[Stored data entries]
## start
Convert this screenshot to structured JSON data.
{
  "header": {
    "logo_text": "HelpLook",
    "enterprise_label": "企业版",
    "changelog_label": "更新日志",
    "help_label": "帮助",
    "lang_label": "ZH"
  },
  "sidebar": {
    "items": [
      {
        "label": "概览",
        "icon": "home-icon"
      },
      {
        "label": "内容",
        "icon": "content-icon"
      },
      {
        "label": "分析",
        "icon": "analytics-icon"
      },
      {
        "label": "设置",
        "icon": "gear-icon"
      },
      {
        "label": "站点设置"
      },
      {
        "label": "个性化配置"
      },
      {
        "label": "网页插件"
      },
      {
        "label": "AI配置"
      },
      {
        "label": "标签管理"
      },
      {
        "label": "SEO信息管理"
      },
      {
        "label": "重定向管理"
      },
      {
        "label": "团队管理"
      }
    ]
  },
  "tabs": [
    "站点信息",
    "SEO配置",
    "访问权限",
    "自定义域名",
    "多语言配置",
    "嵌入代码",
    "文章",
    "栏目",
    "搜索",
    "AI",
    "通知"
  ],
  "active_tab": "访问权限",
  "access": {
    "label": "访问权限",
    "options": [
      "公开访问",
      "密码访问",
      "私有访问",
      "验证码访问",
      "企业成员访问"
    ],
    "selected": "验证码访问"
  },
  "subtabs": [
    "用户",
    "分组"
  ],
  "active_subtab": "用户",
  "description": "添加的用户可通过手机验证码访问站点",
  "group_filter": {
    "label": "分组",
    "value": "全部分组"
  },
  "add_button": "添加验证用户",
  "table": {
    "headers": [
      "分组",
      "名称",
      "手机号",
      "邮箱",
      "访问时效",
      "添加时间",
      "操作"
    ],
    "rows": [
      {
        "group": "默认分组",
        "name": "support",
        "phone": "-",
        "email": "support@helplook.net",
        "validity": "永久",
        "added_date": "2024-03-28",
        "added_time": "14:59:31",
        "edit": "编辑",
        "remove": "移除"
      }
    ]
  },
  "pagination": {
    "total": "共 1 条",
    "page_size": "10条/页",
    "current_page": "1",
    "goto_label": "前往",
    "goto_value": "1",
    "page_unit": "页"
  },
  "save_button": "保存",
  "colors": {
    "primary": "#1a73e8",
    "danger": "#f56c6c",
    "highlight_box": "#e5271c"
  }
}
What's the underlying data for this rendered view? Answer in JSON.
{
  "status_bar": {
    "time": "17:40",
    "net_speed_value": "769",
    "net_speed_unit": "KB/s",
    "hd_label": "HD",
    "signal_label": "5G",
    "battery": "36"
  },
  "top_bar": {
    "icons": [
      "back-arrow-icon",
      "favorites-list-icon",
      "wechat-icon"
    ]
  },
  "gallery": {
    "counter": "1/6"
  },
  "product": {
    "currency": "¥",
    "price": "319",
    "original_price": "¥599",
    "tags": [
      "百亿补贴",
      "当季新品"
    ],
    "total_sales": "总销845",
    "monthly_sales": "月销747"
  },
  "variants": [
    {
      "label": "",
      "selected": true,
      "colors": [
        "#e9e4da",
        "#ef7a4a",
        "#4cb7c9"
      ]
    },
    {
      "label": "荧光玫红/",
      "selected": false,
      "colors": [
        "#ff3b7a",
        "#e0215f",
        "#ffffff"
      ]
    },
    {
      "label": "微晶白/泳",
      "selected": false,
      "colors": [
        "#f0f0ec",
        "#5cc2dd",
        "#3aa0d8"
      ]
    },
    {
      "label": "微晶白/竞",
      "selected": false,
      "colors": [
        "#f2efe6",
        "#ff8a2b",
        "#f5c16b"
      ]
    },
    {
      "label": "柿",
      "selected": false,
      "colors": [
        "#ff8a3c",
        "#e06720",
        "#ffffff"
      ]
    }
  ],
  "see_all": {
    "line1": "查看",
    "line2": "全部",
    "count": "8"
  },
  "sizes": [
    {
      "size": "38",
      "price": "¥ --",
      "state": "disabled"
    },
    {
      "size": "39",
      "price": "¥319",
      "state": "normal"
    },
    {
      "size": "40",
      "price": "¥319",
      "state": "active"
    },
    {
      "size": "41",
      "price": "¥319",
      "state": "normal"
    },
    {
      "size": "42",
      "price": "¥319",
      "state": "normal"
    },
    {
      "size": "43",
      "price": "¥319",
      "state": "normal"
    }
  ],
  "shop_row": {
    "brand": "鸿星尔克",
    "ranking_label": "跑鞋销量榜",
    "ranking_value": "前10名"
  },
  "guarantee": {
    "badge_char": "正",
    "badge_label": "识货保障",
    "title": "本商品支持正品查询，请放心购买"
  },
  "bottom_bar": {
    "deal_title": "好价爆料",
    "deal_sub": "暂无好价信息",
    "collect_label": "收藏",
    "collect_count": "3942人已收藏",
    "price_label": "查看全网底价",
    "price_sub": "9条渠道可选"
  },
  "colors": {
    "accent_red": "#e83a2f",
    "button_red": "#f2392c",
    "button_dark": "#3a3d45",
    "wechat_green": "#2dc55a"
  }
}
## end
Copy out the full set of records precisely, leaving nothing out.

Convert this screenshot to structured JSON data.
{
  "header": {
    "logo_text": "HelpLook",
    "enterprise_label": "企业版",
    "changelog_label": "更新日志",
    "help_label": "帮助",
    "lang_label": "ZH"
  },
  "sidebar": {
    "items": [
      {
        "label": "概览",
        "icon": "home-icon"
      },
      {
        "label": "内容",
        "icon": "content-icon"
      },
      {
        "label": "分析",
        "icon": "analytics-icon"
      },
      {
        "label": "设置",
        "icon": "gear-icon"
      },
      {
        "label": "站点设置"
      },
      {
        "label": "个性化配置"
      },
      {
        "label": "网页插件"
      },
      {
        "label": "AI配置"
      },
      {
        "label": "标签管理"
      },
      {
        "label": "SEO信息管理"
      },
      {
        "label": "重定向管理"
      },
      {
        "label": "团队管理"
      }
    ]
  },
  "tabs": [
    "站点信息",
    "SEO配置",
    "访问权限",
    "自定义域名",
    "多语言配置",
    "嵌入代码",
    "文章",
    "栏目",
    "搜索",
    "AI",
    "通知"
  ],
  "active_tab": "访问权限",
  "access": {
    "label": "访问权限",
    "options": [
      "公开访问",
      "密码访问",
      "私有访问",
      "验证码访问",
      "企业成员访问"
    ],
    "selected": "验证码访问"
  },
  "subtabs": [
    "用户",
    "分组"
  ],
  "active_subtab": "用户",
  "description": "添加的用户可通过手机验证码访问站点",
  "group_filter": {
    "label": "分组",
    "value": "全部分组"
  },
  "add_button": "添加验证用户",
  "table": {
    "headers": [
      "分组",
      "名称",
      "手机号",
      "邮箱",
      "访问时效",
      "添加时间",
      "操作"
    ],
    "rows": [
      {
        "group": "默认分组",
        "name": "support",
        "phone": "-",
        "email": "support@helplook.net",
        "validity": "永久",
        "added_date": "2024-03-28",
        "added_time": "14:59:31",
        "edit": "编辑",
        "remove": "移除"
      }
    ]
  },
  "pagination": {
    "total": "共 1 条",
    "page_size": "10条/页",
    "current_page": "1",
    "goto_label": "前往",
    "goto_value": "1",
    "page_unit": "页"
  },
  "save_button": "保存",
  "colors": {
    "primary": "#1a73e8",
    "danger": "#f56c6c",
    "highlight_box": "#e5271c"
  }
}
What's the underlying data for this rendered view? Answer in JSON.
{
  "status_bar": {
    "time": "17:40",
    "net_speed_value": "769",
    "net_speed_unit": "KB/s",
    "hd_label": "HD",
    "signal_label": "5G",
    "battery": "36"
  },
  "top_bar": {
    "icons": [
      "back-arrow-icon",
      "favorites-list-icon",
      "wechat-icon"
    ]
  },
  "gallery": {
    "counter": "1/6"
  },
  "product": {
    "currency": "¥",
    "price": "319",
    "original_price": "¥599",
    "tags": [
      "百亿补贴",
      "当季新品"
    ],
    "total_sales": "总销845",
    "monthly_sales": "月销747"
  },
  "variants": [
    {
      "label": "",
      "selected": true,
      "colors": [
        "#e9e4da",
        "#ef7a4a",
        "#4cb7c9"
      ]
    },
    {
      "label": "荧光玫红/",
      "selected": false,
      "colors": [
        "#ff3b7a",
        "#e0215f",
        "#ffffff"
      ]
    },
    {
      "label": "微晶白/泳",
      "selected": false,
      "colors": [
        "#f0f0ec",
        "#5cc2dd",
        "#3aa0d8"
      ]
    },
    {
      "label": "微晶白/竞",
      "selected": false,
      "colors": [
        "#f2efe6",
        "#ff8a2b",
        "#f5c16b"
      ]
    },
    {
      "label": "柿",
      "selected": false,
      "colors": [
        "#ff8a3c",
        "#e06720",
        "#ffffff"
      ]
    }
  ],
  "see_all": {
    "line1": "查看",
    "line2": "全部",
    "count": "8"
  },
  "sizes": [
    {
      "size": "38",
      "price": "¥ --",
      "state": "disabled"
    },
    {
      "size": "39",
      "price": "¥319",
      "state": "normal"
    },
    {
      "size": "40",
      "price": "¥319",
      "state": "active"
    },
    {
      "size": "41",
      "price": "¥319",
      "state": "normal"
    },
    {
      "size": "42",
      "price": "¥319",
      "state": "normal"
    },
    {
      "size": "43",
      "price": "¥319",
      "state": "normal"
    }
  ],
  "shop_row": {
    "brand": "鸿星尔克",
    "ranking_label": "跑鞋销量榜",
    "ranking_value": "前10名"
  },
  "guarantee": {
    "badge_char": "正",
    "badge_label": "识货保障",
    "title": "本商品支持正品查询，请放心购买"
  },
  "bottom_bar": {
    "deal_title": "好价爆料",
    "deal_sub": "暂无好价信息",
    "collect_label": "收藏",
    "collect_count": "3942人已收藏",
    "price_label": "查看全网底价",
    "price_sub": "9条渠道可选"
  },
  "colors": {
    "accent_red": "#e83a2f",
    "button_red": "#f2392c",
    "button_dark": "#3a3d45",
    "wechat_green": "#2dc55a"
  }
}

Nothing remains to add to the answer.